[[ Document extract, beginning ]]

The distributions of variables were checked by Kolmogorov–Smirnov test. Differences in clinical parameters between individuals were analyzed by Student's t-test for normally and log-normally distributed variables and by Mann–Whitney U-test for skewed distribution. Bivariate correlation between eGFRMDRD and other clinical parameters were analyzed by nonparametric Spearman correlation analysis.
Logistic regression analysis was used to elucidate the association between eGFRMDRD and other clinical parameters. The dependent variable was eGFRMDRD coded as 0 for eGFRMDRD <60 mL/min/1.73 m2 and coded as 1 for eGFRMDRD ≥60 mL/min/1.73 m2.
Since we aimed to get better insight into the pathophysiological mechanisms of renal function decline in patients with T2D, we included marker of glomerular damage (i.e., UAE), marker of tubular damage (i.e., serum RBP4), and inflammation marker (i.e., serum hsCRP). In addition, we included traditional risk factors such as body mass index (BMI), HbA1c, and TG. Therefore, independent variables were BMI, HbA1c, TG, hsCRP, RBP4, and UAE (all continuous). Those continuous variables which had P < 0.05 when testing bivariate correlations with eGFRMDRD were included in univariate and further multivariate logistic regression analysis. Because they entered the equation for GFR calculation, age and creatinine were excluded from logistic regression analysis. To examine tested independent variables, independent predictions on eGFRMDRD multivariate logistic regression analysis were employed. The explained variation in eGFRMDRD was given by Nagelkerke R2 value. Receiver operating characteristic (ROC) curve analysis was used to test the diagnostic performance of each independent variable and the Model to discriminate patients that suffered from renal function decline from those that did not have it. Differences between curve areas for UAE and the Model were also tested.
Data are shown as mean ± standard deviation for normally distributed continuous variables, as geometrical mean (95% confidence interval [CI]) for log- normally distributed variables, median (interquartile range), and as absolute frequencies for categorical variables.[19] All tests were considered significant at the probability level P < 0.05.
RESULTS
Table 1 shows the biochemical parameters in diabetic patients with renal decline (eGFRMDRD <60 mL/min/1.73 m2) and those that did not have it (eGFRMDRD ≥60 mL/min/1.73 m2). Unequal distribution of patients taking antihyperglycemic or insulin therapies was established among groups. Patients with eGFRMDRD ≥60 mL/min/1.73 m2 were older and had higher BMI than those with eGFRMDRD <60 mL/min/1.73 m2. Furthermore, HbA1c, TG, creatinine, RBP4, and UEA concentrations were significantly higher among patients with eGFRMDRD <60 mL/min/1.73 m2. No other significant differences in clinical parameters were present between these two groups [Table 1].
Table 1.
Spearman's correlation analyses were performed to test the associations between eGFRMDRD and other clinical parameters. Estimated GFRMDRD was significantly negatively correlated with age, TG, hsCRP, creatinine, RBP4, UAE, and positively correlated with BMI [Table 2].

[[ Document extract, end ]]
[[ Source information, beginning ]]

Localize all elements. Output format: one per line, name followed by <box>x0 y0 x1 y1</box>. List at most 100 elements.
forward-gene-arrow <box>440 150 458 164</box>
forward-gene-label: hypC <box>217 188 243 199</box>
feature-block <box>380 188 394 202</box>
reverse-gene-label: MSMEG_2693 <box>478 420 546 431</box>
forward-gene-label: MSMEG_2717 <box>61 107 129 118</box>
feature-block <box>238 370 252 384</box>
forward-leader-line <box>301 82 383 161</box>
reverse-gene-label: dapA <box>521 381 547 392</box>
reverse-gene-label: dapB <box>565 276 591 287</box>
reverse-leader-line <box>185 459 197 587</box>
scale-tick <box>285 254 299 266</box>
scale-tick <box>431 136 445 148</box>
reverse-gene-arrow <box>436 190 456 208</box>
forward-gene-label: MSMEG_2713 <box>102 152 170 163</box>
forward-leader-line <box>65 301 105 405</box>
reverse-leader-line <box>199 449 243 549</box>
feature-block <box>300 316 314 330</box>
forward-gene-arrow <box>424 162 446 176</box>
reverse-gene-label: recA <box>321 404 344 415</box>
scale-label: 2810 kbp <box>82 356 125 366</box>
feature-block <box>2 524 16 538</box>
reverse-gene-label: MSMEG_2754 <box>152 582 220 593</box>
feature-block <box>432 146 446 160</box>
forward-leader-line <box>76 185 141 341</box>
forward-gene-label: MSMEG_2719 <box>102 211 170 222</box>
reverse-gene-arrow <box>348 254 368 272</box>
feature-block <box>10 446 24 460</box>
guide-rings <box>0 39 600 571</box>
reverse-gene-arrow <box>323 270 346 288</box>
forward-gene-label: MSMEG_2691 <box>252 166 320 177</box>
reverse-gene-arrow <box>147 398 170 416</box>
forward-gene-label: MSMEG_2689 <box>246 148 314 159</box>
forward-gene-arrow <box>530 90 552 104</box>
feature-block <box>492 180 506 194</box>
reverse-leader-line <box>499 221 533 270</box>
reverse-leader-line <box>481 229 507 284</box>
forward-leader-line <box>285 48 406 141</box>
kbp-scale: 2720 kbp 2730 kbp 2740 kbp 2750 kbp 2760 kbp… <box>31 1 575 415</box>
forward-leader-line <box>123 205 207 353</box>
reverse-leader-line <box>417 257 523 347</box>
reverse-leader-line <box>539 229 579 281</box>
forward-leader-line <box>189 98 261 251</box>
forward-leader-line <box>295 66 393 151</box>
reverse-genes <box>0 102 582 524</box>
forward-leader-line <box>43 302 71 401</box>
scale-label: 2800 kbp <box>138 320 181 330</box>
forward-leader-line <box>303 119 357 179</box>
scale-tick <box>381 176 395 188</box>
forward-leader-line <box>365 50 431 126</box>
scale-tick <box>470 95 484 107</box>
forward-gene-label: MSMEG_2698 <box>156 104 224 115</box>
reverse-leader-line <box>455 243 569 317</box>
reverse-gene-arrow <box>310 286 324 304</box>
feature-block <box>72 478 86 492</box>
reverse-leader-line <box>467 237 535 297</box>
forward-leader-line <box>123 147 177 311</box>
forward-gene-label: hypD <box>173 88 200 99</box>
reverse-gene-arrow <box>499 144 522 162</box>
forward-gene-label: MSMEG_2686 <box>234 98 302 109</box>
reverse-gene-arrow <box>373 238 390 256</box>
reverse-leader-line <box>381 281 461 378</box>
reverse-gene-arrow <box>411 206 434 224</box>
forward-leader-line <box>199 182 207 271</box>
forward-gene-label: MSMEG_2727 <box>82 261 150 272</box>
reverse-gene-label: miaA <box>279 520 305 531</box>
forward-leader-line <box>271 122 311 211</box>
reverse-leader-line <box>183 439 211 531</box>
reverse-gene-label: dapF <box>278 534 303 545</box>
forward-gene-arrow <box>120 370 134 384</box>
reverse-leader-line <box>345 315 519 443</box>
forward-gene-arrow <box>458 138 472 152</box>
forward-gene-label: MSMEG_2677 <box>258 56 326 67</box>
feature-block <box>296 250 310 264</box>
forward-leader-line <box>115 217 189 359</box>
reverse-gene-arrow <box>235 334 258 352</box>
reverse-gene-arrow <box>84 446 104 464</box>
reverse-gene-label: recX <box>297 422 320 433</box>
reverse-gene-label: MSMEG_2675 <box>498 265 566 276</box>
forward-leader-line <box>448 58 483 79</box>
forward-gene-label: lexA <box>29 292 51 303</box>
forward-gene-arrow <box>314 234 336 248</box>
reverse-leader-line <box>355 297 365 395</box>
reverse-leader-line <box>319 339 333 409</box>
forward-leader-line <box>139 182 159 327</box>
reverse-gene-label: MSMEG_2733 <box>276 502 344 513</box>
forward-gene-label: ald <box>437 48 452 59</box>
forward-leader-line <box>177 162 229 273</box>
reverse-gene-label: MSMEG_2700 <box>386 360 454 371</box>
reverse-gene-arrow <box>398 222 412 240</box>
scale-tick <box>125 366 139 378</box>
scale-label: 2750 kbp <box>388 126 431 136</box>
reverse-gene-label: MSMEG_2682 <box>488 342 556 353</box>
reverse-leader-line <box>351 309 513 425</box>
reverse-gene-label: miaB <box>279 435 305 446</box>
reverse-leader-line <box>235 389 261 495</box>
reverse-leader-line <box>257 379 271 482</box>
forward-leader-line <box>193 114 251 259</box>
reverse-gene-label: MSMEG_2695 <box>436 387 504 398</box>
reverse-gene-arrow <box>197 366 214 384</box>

[[ Source information, end ]]

Set of tasks:
a. List the independent variables that the passage on renal function decline in type 2 diabetes names for the logistic regression analysis.
b. Carry the passage on renal function decline in patients with type 2 diabetes further, starting after its last sentence.

Responses by item number:
a. BMI, HbA1c, TG, hsCRP, RBP4, UAE

b.
Table 2.
Table 3 summarizes results of logistic regression analysis applied to examine the associations of parameters significantly correlated with eGFRMDRD such as BMI, HBA1c, TG, hsCRP, RBP4, and UAE as independent variables (predictors) on eGFRMDRD as dependent variable. Age and creatinine were excluded from further analysis because they were used for eGFRMDRD calculation. Predictors were unadjusted and adjusted for other parameters and tested by univariate and multivariate analysis, respectively. In order to test if RBP4 together with other routinely determined parameters could be as good indicator of renal function as UAE, the latter was tested only in univariate analysis and it did not enter the Model like all the other parameters. HsCRP, RBP4, and UAE showed significant odds ratio (OR) in univariate logistic regression [Table 3]. As hsCRP rose for 1 mg/L, RBP for 1 mg/L, and UAE for 1 mg/24 h, probability for eGFRMDRD ≥60 mL/min/1.73 m2 decreased for 14.3%, 11.2%, and 0.4%, respectively. Nagelkerke R2 showed that each predictor in univariate analysis such as hsCRP, RBP4, and UAE could explain the variation in eGFRMDRD by 5.4%, 58.4%, and 55.9%, respectively. Multivariate logistic regression analysis showed that only hsCRP and RBP4 kept independent prediction on eGFRMDRD [Model, Table 3. As hsCRP rose for 1 mg/L and RBP4 for 1 mg/L, the probability for eGFRMDRD ≥60 mL/min/1.73 m2 decreased for 24.6% and 12.7%, respectively. Adjusted R2 for the Model was 0.733, which means that even 73.3% of variation in eGFRMDRD could be explained with this Model [Table 3].
Table 3.
ROC analysis was used to discriminate patients with renal function decline from those who did not have it [Table 4]. The calculated AUC for BMI, HbA1c, TG, and hsCRP were ranking from 0.600 to 0.700 indicated that the clinical accuracy of each diagnostic parameter was low according to Swets.[20] On the contrary to these single predictors, RBP4 and UAE as single diagnostic parameters of renal impairment showed excellent clinical accuracy (AUC = 0.900 and AUC = 0.940, respectively) [Table 4]. Furthermore, the same was established for the Model which included BMI, HbA1c, TG, hsCRP, and RBP4 (continuous variables). The calculated AUC for the Model was 0.932 which suggested statistically same accuracy as UAE, when UAE was used as a single parameter [Figure 1]. Accordingly, the difference between areas was 0.008, SE = 0.026, 95% CI (−0.043–0.059) and P = 0.759. As well, the Model had higher sensitivity and specificity (92% and 90%, respectively) than single predictors (i.e., RBP4 and UAE) [Table 4 and Figure 1].
Table 4.
DISCUSSION
The main finding of the current study is that tubular damage marker such as serum RBP4 as single diagnostic parameter of renal impairment showed excellent clinical accuracy, just like UAE (AUC = 0.900 and AUC = 0.940, respectively) [Table 4]. Furthermore, we have shown that serum RBP4, hsCRP and some routinely determined parameters, could be as good indicators of renal function decline (defined as eGFR <60 mL/min/1.73 m2) as UAE.
Even though albuminuria has been considered as the gold standard biomarker for DN onset and progression, it lacks specificity for diagnosing disease progression (i.e., when UAE is 30–300 mg/24 h), as well as sensitivity, since DN can often progress even without albuminuria.[7,21] Hence, the quest for a better biomarkers with high sensitivity and specificity for early detection of DN is needed.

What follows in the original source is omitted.